**PROMPT**
How many lines in this material include the string "Trafikmängd"? Answer with the number and nothing further.

- - - - -

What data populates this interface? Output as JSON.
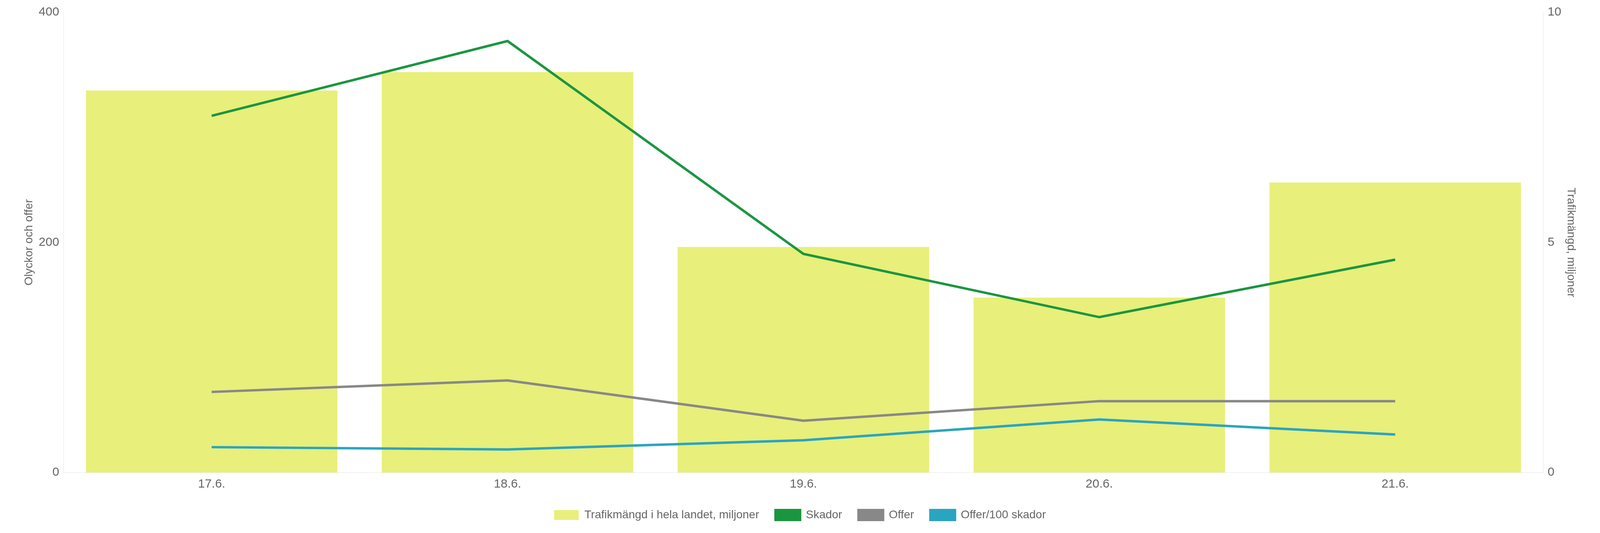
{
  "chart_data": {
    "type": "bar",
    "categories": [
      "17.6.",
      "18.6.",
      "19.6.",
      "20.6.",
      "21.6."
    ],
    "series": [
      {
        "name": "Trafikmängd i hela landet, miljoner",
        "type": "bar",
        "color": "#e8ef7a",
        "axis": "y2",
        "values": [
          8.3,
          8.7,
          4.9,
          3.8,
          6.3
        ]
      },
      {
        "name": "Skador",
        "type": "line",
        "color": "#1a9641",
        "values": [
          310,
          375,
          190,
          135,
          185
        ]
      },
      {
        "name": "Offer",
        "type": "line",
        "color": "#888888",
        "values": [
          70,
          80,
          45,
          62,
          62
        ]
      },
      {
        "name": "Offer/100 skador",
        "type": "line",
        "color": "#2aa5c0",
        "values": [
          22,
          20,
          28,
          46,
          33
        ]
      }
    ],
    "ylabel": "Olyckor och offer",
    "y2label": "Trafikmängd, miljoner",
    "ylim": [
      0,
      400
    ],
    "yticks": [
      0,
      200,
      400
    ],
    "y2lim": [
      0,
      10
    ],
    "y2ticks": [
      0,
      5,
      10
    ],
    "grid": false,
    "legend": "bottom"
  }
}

- - - - -

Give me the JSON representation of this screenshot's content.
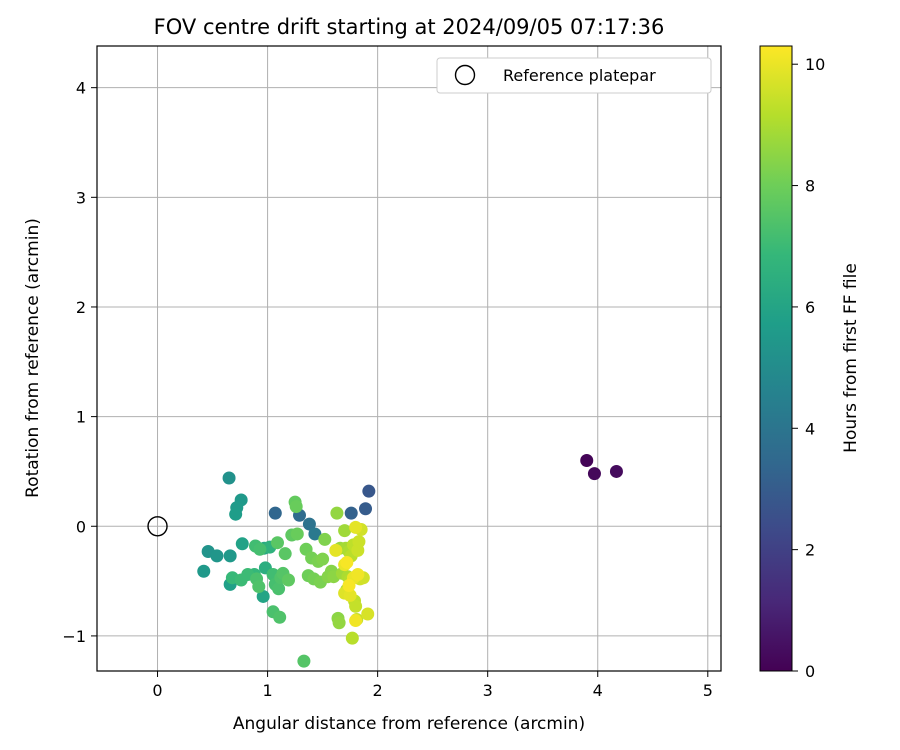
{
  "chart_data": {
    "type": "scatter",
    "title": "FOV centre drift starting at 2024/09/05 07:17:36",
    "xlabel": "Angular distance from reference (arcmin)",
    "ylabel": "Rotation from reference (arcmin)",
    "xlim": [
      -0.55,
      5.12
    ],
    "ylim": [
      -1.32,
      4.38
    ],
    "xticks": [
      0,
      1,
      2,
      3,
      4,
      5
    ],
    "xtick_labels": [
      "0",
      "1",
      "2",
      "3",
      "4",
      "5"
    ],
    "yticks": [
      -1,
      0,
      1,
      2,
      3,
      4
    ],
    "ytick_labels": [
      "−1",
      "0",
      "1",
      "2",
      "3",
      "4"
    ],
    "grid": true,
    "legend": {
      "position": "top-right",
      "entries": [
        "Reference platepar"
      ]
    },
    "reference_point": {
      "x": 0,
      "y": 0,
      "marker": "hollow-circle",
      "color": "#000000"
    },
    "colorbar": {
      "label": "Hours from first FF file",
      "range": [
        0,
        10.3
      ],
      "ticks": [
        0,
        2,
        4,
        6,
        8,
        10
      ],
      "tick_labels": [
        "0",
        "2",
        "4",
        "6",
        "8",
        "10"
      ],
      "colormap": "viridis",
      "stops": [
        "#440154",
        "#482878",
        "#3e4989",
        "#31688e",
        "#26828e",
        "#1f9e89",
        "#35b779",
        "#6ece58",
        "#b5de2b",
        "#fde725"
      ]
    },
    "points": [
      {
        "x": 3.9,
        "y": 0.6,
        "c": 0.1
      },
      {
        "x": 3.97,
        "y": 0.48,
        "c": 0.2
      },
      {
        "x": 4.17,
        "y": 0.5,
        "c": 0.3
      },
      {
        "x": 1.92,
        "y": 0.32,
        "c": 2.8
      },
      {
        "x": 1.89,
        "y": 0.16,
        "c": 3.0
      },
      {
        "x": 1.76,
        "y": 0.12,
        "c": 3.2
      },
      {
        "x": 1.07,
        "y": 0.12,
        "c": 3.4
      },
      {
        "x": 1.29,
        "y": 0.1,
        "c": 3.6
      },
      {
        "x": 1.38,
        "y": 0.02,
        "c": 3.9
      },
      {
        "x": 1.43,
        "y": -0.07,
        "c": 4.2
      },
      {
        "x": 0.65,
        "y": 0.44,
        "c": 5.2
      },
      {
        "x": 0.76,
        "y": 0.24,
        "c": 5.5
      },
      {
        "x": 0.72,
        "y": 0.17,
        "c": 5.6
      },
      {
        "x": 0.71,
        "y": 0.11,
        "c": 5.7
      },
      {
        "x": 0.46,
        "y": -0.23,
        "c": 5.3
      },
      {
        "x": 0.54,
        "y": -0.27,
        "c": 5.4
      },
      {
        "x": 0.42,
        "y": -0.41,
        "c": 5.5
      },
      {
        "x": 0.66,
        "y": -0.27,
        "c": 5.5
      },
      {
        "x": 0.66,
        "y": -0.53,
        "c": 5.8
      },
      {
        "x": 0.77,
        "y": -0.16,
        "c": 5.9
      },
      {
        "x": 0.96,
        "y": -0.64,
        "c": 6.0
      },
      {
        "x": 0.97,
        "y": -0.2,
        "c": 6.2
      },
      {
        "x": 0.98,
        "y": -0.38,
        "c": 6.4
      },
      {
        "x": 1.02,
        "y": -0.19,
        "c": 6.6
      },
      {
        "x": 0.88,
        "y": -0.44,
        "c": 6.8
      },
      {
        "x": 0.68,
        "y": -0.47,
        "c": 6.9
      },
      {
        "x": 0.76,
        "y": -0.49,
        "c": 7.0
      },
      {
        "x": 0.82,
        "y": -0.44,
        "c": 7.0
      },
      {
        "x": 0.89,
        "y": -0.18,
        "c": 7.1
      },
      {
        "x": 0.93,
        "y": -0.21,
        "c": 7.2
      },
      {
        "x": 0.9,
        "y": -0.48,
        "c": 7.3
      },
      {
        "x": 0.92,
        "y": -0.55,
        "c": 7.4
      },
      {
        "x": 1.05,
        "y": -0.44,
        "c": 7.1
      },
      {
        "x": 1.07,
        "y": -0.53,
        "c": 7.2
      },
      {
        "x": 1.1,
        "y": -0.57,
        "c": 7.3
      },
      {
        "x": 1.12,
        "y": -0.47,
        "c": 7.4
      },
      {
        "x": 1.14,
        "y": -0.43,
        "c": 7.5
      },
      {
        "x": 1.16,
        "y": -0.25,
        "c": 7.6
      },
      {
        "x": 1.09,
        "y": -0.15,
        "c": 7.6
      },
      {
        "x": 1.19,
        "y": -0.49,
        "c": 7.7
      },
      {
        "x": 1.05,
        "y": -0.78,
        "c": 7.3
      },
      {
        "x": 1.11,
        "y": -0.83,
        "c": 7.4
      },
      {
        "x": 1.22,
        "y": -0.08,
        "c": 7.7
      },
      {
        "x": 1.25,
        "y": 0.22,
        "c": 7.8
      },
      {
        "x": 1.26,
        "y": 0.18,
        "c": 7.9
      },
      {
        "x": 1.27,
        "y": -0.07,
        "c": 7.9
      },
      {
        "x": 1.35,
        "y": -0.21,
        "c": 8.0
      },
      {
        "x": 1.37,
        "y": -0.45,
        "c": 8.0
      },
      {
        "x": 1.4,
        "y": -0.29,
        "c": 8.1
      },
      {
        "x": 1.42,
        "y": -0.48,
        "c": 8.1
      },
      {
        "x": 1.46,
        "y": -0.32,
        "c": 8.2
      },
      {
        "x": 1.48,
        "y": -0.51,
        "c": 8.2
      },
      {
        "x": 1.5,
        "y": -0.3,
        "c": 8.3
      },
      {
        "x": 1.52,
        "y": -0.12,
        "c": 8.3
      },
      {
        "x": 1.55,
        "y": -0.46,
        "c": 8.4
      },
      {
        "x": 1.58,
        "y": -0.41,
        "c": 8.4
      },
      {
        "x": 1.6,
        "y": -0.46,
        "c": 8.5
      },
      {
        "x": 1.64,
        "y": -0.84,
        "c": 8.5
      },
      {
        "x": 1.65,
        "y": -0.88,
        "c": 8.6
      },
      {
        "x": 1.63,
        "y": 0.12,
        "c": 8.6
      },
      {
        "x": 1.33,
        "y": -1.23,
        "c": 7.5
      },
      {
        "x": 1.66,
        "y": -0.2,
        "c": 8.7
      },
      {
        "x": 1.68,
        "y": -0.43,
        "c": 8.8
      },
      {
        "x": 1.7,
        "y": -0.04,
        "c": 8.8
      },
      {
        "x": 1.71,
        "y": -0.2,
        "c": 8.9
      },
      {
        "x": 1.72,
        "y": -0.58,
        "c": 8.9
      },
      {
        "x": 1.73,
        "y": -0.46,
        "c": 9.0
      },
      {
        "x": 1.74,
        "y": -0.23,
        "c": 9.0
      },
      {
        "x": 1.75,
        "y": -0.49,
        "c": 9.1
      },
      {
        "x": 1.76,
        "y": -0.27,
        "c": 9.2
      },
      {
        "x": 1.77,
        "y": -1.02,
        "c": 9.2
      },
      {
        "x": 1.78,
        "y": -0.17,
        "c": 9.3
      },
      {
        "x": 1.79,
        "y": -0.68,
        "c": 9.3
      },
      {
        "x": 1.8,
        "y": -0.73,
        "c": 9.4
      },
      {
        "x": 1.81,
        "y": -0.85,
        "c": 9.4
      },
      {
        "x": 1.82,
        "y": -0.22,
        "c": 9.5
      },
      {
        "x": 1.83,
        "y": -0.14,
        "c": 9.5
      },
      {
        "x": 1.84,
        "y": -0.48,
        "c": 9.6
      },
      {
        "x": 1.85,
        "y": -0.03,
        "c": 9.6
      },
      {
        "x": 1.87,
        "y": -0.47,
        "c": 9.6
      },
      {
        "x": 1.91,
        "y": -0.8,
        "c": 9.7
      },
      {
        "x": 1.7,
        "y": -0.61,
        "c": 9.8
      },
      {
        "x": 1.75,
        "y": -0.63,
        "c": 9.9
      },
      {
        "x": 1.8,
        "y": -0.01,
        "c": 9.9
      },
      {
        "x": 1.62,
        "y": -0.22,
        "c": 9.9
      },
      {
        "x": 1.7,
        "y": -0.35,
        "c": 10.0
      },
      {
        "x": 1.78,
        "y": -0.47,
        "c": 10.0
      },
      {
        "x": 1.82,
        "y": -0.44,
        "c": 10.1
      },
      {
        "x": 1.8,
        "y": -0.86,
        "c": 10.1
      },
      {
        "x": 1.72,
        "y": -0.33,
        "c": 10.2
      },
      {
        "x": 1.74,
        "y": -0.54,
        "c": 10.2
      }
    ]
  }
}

- - - - -

**THE REPLY**
2